Gather, from the data below, each line in which the word "该怎么办" occurs.

- MATERIAL TO PROCESS

========================================================================

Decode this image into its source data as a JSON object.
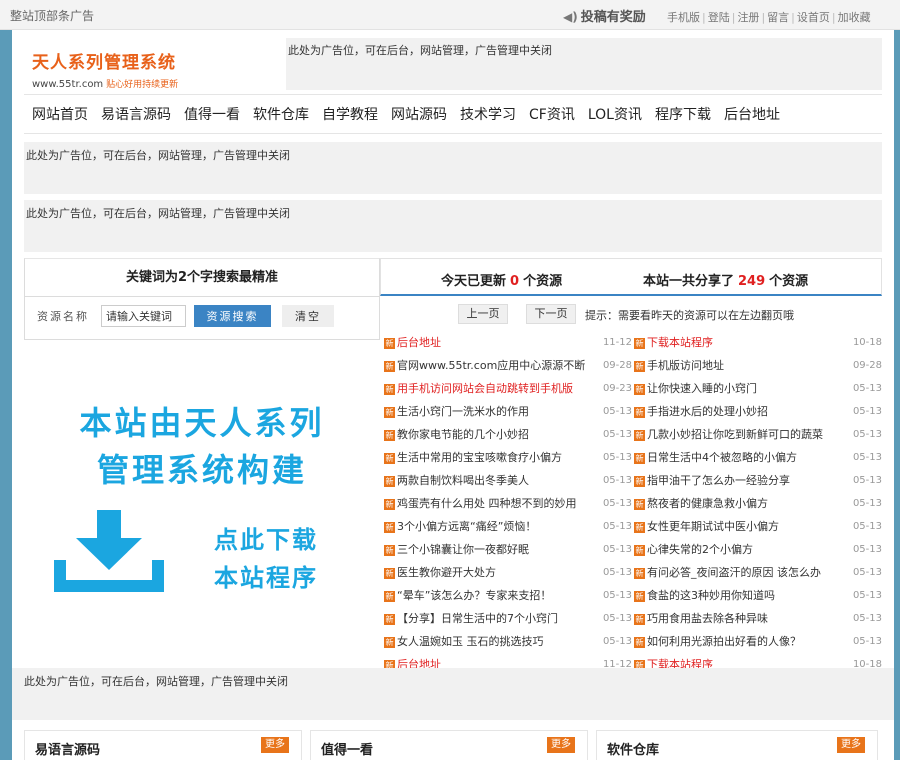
{
  "topbar": {
    "ad_text": "整站顶部条广告",
    "contribute": "投稿有奖励",
    "links": [
      "手机版",
      "登陆",
      "注册",
      "留言",
      "设首页",
      "加收藏"
    ]
  },
  "header": {
    "logo_title": "天人系列管理系统",
    "logo_url": "www.55tr.com",
    "logo_slogan": "贴心好用持续更新",
    "ad_text": "此处为广告位，可在后台，网站管理，广告管理中关闭"
  },
  "nav": [
    "网站首页",
    "易语言源码",
    "值得一看",
    "软件仓库",
    "自学教程",
    "网站源码",
    "技术学习",
    "CF资讯",
    "LOL资讯",
    "程序下载",
    "后台地址"
  ],
  "ads": {
    "bar1": "此处为广告位，可在后台，网站管理，广告管理中关闭",
    "bar2": "此处为广告位，可在后台，网站管理，广告管理中关闭",
    "bottom": "此处为广告位，可在后台，网站管理，广告管理中关闭"
  },
  "search": {
    "heading": "关键词为2个字搜索最精准",
    "label": "资源名称",
    "placeholder": "请输入关键词",
    "search_btn": "资源搜索",
    "clear_btn": "清空"
  },
  "banner": {
    "line1": "本站由天人系列",
    "line2": "管理系统构建",
    "dl1": "点此下载",
    "dl2": "本站程序"
  },
  "stats": {
    "today_prefix": "今天已更新",
    "today_count": "0",
    "today_suffix": "个资源",
    "total_prefix": "本站一共分享了",
    "total_count": "249",
    "total_suffix": "个资源"
  },
  "pager": {
    "prev": "上一页",
    "next": "下一页",
    "tip": "提示：需要看昨天的资源可以在左边翻页哦"
  },
  "resources_left": [
    {
      "title": "后台地址",
      "date": "11-12",
      "red": true
    },
    {
      "title": "官网www.55tr.com应用中心源源不断",
      "date": "09-28",
      "red": false
    },
    {
      "title": "用手机访问网站会自动跳转到手机版",
      "date": "09-23",
      "red": true
    },
    {
      "title": "生活小窍门一洗米水的作用",
      "date": "05-13",
      "red": false
    },
    {
      "title": "教你家电节能的几个小妙招",
      "date": "05-13",
      "red": false
    },
    {
      "title": "生活中常用的宝宝咳嗽食疗小偏方",
      "date": "05-13",
      "red": false
    },
    {
      "title": "两款自制饮料喝出冬季美人",
      "date": "05-13",
      "red": false
    },
    {
      "title": "鸡蛋壳有什么用处 四种想不到的妙用",
      "date": "05-13",
      "red": false
    },
    {
      "title": "3个小偏方远离“痛经”烦恼！",
      "date": "05-13",
      "red": false
    },
    {
      "title": "三个小锦囊让你一夜都好眠",
      "date": "05-13",
      "red": false
    },
    {
      "title": "医生教你避开大处方",
      "date": "05-13",
      "red": false
    },
    {
      "title": "“晕车”该怎么办？专家来支招！",
      "date": "05-13",
      "red": false
    },
    {
      "title": "【分享】日常生活中的7个小窍门",
      "date": "05-13",
      "red": false
    },
    {
      "title": "女人温婉如玉 玉石的挑选技巧",
      "date": "05-13",
      "red": false
    },
    {
      "title": "后台地址",
      "date": "11-12",
      "red": true
    }
  ],
  "resources_right": [
    {
      "title": "下载本站程序",
      "date": "10-18",
      "red": true
    },
    {
      "title": "手机版访问地址",
      "date": "09-28",
      "red": false
    },
    {
      "title": "让你快速入睡的小窍门",
      "date": "05-13",
      "red": false
    },
    {
      "title": "手指进水后的处理小妙招",
      "date": "05-13",
      "red": false
    },
    {
      "title": "几款小妙招让你吃到新鲜可口的蔬菜",
      "date": "05-13",
      "red": false
    },
    {
      "title": "日常生活中4个被忽略的小偏方",
      "date": "05-13",
      "red": false
    },
    {
      "title": "指甲油干了怎么办一经验分享",
      "date": "05-13",
      "red": false
    },
    {
      "title": "熬夜者的健康急救小偏方",
      "date": "05-13",
      "red": false
    },
    {
      "title": "女性更年期试试中医小偏方",
      "date": "05-13",
      "red": false
    },
    {
      "title": "心律失常的2个小偏方",
      "date": "05-13",
      "red": false
    },
    {
      "title": "有问必答_夜间盗汗的原因 该怎么办",
      "date": "05-13",
      "red": false
    },
    {
      "title": "食盐的这3种妙用你知道吗",
      "date": "05-13",
      "red": false
    },
    {
      "title": "巧用食用盐去除各种异味",
      "date": "05-13",
      "red": false
    },
    {
      "title": "如何利用光源拍出好看的人像？",
      "date": "05-13",
      "red": false
    },
    {
      "title": "下载本站程序",
      "date": "10-18",
      "red": true
    }
  ],
  "new_badge": "新",
  "sections": [
    {
      "title": "易语言源码",
      "more": "更多"
    },
    {
      "title": "值得一看",
      "more": "更多"
    },
    {
      "title": "软件仓库",
      "more": "更多"
    }
  ]
}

========================================================================

- ANSWER TO THIS PROBLEM
      "title": "“晕车”该怎么办？专家来支招！",
      "title": "有问必答_夜间盗汗的原因 该怎么办",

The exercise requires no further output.